Scan the material below for the string "Photometric", and copy every line where it shows up.

### Record list
◇ ◇ ◇
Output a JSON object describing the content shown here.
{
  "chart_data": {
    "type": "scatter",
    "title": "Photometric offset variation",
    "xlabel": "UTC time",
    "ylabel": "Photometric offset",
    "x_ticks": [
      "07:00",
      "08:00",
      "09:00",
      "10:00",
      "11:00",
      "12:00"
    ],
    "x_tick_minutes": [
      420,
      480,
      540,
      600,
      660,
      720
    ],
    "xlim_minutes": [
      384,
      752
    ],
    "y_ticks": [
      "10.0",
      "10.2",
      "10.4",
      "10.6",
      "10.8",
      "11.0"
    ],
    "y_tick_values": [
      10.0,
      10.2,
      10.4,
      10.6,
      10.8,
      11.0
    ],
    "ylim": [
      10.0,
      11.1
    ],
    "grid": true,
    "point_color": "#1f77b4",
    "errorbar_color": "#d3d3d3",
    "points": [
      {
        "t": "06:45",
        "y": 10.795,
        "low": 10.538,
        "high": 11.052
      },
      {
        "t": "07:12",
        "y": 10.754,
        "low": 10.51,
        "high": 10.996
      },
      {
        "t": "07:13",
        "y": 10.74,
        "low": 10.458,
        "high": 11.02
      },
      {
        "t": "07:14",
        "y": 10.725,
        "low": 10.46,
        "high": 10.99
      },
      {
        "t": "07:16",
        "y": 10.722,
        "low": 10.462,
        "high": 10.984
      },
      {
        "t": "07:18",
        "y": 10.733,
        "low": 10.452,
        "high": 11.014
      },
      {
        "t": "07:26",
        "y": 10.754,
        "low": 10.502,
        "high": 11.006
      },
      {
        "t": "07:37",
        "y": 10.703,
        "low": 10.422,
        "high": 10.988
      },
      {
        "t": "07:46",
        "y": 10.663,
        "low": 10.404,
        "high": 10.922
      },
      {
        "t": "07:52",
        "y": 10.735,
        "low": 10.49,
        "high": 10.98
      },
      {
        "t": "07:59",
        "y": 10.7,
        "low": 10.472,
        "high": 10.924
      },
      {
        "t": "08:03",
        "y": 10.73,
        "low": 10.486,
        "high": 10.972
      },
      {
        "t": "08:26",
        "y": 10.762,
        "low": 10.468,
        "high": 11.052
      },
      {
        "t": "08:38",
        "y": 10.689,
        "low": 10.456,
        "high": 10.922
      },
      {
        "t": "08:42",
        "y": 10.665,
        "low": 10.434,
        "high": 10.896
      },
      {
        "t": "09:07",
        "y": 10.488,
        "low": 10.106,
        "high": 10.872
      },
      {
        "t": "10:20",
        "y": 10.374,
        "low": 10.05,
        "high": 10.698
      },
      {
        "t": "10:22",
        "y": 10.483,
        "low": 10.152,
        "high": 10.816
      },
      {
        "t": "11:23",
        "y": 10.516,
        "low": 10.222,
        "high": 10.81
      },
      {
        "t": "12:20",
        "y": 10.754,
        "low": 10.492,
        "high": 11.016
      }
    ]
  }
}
◇ ◇ ◇
### Answer to the problem
    "title": "Photometric offset variation",
    "ylabel": "Photometric offset",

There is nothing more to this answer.